[Dataset entries]
********

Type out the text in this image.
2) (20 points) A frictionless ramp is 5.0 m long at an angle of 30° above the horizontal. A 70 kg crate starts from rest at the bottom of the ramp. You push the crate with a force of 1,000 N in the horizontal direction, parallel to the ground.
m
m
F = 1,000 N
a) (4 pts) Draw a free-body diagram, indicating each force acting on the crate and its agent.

********

--- Directions for this task ---
Look back over the material above and state how many lines hold the word "crate". Write the number and nothing else.

--- The answer ---
2